Written exercise. Copy the rows from the beginning through the one containing "619, 792, 635]", inclusive, with "Personalize" changed to "Customize" and nothing else altered.

Stored rows.
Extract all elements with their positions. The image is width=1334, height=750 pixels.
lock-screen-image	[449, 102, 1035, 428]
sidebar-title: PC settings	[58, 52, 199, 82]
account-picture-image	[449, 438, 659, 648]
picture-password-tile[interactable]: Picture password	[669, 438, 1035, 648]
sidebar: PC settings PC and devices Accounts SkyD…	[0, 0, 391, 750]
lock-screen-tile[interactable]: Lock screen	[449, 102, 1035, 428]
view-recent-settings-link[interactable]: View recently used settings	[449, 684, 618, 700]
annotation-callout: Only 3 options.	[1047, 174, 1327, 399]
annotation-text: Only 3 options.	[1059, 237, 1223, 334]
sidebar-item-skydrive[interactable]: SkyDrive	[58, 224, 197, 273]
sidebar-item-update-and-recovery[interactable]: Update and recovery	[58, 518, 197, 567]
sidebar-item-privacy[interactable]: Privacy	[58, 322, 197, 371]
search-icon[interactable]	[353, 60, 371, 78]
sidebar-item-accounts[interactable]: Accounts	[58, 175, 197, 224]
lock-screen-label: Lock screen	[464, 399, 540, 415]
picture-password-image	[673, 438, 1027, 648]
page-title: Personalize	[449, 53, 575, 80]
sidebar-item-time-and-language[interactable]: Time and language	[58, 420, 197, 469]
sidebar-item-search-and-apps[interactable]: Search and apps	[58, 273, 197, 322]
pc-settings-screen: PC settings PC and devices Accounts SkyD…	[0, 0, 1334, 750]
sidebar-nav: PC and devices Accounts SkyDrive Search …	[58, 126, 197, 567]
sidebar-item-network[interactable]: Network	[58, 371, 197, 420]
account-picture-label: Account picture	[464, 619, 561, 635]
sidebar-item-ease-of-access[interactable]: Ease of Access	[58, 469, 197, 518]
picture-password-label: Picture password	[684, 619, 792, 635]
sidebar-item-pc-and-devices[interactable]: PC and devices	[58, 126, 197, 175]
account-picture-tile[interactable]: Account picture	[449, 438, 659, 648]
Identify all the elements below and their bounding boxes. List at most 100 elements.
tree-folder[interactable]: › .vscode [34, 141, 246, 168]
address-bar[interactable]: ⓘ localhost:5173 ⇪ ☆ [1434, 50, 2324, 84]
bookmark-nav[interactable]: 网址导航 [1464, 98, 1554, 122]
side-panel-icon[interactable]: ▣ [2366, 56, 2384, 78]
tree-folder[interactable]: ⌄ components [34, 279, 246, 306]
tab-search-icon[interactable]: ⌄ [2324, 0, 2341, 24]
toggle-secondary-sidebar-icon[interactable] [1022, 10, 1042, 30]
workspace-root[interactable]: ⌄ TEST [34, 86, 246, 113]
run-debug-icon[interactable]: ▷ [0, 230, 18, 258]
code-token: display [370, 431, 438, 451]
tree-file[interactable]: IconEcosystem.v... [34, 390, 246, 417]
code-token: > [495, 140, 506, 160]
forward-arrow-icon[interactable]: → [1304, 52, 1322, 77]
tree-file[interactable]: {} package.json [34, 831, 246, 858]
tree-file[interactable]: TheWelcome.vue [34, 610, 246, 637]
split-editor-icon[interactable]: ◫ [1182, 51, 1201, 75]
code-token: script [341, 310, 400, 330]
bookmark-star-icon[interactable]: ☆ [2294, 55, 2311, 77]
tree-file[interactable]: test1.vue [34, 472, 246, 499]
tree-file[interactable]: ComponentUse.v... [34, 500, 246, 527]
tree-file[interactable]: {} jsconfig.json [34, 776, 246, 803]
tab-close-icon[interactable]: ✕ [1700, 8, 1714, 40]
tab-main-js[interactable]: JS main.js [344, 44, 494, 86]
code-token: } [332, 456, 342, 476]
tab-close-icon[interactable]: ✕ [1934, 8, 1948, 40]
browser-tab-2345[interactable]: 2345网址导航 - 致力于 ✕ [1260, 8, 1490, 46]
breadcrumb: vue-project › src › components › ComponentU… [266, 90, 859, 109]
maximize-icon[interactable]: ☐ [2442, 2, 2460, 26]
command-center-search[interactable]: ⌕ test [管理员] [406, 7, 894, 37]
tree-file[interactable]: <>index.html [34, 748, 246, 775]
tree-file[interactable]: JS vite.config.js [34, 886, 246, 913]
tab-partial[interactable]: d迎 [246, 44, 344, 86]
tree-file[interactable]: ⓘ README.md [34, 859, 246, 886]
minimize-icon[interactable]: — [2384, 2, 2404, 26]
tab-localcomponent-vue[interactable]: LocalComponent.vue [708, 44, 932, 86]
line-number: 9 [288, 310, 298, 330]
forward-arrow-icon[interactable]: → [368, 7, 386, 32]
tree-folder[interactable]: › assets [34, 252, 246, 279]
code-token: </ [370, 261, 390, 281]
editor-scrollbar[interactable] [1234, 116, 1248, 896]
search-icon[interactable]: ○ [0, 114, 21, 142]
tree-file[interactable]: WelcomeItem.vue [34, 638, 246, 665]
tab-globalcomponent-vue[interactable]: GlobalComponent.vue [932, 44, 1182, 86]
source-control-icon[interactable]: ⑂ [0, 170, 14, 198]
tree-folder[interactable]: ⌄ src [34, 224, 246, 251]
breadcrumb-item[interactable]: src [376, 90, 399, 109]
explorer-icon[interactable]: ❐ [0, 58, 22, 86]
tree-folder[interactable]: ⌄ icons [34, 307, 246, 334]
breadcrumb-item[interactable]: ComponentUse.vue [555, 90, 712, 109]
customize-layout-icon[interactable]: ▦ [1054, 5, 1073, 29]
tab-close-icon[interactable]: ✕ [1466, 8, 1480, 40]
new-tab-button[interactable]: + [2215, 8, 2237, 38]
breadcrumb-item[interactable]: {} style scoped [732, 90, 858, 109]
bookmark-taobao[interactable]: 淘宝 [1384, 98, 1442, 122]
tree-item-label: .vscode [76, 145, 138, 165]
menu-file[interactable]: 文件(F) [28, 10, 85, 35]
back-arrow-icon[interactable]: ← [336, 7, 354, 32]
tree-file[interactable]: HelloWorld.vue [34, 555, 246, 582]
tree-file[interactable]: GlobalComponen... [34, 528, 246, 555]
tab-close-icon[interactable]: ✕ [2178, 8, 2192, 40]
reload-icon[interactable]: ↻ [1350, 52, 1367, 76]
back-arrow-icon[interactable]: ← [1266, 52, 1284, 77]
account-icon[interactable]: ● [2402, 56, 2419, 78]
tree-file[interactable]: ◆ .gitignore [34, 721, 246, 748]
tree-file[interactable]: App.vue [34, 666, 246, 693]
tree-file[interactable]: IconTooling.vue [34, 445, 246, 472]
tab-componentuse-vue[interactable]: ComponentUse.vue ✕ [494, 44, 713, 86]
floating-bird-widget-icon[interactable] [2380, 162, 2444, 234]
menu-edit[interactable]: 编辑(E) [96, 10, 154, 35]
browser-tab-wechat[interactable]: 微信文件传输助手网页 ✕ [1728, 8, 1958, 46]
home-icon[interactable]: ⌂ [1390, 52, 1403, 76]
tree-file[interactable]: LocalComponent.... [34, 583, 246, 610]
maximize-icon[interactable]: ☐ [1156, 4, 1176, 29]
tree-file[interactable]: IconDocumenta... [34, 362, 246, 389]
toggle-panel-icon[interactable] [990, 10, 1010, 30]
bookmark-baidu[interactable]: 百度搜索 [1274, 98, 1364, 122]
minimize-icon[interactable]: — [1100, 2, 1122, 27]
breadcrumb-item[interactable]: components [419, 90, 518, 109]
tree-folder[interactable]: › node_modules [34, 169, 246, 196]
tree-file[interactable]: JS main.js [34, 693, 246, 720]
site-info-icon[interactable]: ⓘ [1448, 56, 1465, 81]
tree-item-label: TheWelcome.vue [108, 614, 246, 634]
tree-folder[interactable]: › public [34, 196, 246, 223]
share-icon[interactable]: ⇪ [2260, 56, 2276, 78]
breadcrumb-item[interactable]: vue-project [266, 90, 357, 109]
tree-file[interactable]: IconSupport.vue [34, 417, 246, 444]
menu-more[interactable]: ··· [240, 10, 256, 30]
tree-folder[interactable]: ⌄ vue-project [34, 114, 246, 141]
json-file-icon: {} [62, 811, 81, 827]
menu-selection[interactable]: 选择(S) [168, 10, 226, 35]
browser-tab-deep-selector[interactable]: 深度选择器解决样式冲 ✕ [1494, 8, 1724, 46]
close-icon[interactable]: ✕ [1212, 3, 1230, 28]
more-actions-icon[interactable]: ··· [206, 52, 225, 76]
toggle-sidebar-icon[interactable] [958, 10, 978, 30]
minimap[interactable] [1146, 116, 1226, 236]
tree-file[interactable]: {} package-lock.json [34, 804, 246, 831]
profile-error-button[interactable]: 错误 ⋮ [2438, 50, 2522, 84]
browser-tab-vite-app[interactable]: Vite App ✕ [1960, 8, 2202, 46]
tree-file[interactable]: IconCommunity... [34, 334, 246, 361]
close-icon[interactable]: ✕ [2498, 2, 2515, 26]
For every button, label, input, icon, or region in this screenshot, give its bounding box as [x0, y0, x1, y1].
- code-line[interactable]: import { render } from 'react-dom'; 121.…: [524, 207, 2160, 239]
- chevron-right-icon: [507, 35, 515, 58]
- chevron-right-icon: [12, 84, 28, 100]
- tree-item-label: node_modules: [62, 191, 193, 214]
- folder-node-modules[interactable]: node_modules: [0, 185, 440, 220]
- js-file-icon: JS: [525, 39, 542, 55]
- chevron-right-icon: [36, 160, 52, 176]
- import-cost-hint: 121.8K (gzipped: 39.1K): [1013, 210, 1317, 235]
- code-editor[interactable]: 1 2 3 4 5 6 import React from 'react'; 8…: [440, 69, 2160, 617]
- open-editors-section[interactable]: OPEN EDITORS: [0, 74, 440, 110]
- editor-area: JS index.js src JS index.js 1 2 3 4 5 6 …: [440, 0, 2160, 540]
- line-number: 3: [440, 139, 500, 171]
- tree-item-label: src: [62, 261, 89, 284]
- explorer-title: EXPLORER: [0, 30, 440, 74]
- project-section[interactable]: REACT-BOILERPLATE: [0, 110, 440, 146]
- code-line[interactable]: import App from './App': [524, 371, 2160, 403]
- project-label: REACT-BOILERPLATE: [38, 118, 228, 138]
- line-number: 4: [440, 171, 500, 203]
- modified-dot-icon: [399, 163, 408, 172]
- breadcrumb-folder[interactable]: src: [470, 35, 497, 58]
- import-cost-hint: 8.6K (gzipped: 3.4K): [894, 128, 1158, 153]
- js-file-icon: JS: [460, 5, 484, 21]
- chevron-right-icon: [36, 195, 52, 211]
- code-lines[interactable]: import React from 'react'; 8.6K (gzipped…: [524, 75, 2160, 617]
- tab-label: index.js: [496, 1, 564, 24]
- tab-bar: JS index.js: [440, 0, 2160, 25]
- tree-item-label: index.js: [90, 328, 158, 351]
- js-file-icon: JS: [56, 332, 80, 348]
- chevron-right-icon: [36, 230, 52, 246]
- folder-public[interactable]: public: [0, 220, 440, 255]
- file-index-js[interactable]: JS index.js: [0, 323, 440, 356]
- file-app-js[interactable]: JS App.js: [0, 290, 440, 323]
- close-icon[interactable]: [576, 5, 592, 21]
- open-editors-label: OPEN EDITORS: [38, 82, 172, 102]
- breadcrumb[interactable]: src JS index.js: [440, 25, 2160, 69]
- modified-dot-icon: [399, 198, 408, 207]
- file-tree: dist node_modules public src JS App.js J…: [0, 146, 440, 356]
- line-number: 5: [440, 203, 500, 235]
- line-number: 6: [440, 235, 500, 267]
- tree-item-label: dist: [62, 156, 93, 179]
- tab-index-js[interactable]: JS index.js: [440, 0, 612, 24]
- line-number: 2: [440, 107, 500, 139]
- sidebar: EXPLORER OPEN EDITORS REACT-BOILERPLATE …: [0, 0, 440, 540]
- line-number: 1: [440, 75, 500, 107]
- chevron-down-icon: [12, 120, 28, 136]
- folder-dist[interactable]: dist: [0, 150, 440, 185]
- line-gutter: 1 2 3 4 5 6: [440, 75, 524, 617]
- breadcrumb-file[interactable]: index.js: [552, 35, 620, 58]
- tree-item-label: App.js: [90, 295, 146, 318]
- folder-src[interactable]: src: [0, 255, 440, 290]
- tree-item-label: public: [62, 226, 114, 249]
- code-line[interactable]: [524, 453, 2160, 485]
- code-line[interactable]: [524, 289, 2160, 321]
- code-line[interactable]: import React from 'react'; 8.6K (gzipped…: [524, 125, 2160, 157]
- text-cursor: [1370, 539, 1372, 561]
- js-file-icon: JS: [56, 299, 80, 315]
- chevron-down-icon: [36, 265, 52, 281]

Answer to this task.
Extract all elements with their positions. The image is width=1334, height=750 pixels.
lock-screen-image	[449, 102, 1035, 428]
sidebar-title: PC settings	[58, 52, 199, 82]
account-picture-image	[449, 438, 659, 648]
picture-password-tile[interactable]: Picture password	[669, 438, 1035, 648]
sidebar: PC settings PC and devices Accounts SkyD…	[0, 0, 391, 750]
lock-screen-tile[interactable]: Lock screen	[449, 102, 1035, 428]
view-recent-settings-link[interactable]: View recently used settings	[449, 684, 618, 700]
annotation-callout: Only 3 options.	[1047, 174, 1327, 399]
annotation-text: Only 3 options.	[1059, 237, 1223, 334]
sidebar-item-skydrive[interactable]: SkyDrive	[58, 224, 197, 273]
sidebar-item-update-and-recovery[interactable]: Update and recovery	[58, 518, 197, 567]
sidebar-item-privacy[interactable]: Privacy	[58, 322, 197, 371]
search-icon[interactable]	[353, 60, 371, 78]
sidebar-item-accounts[interactable]: Accounts	[58, 175, 197, 224]
lock-screen-label: Lock screen	[464, 399, 540, 415]
picture-password-image	[673, 438, 1027, 648]
page-title: Customize	[449, 53, 575, 80]
sidebar-item-time-and-language[interactable]: Time and language	[58, 420, 197, 469]
sidebar-item-search-and-apps[interactable]: Search and apps	[58, 273, 197, 322]
pc-settings-screen: PC settings PC and devices Accounts SkyD…	[0, 0, 1334, 750]
sidebar-nav: PC and devices Accounts SkyDrive Search …	[58, 126, 197, 567]
sidebar-item-network[interactable]: Network	[58, 371, 197, 420]
account-picture-label: Account picture	[464, 619, 561, 635]
sidebar-item-ease-of-access[interactable]: Ease of Access	[58, 469, 197, 518]
picture-password-label: Picture password	[684, 619, 792, 635]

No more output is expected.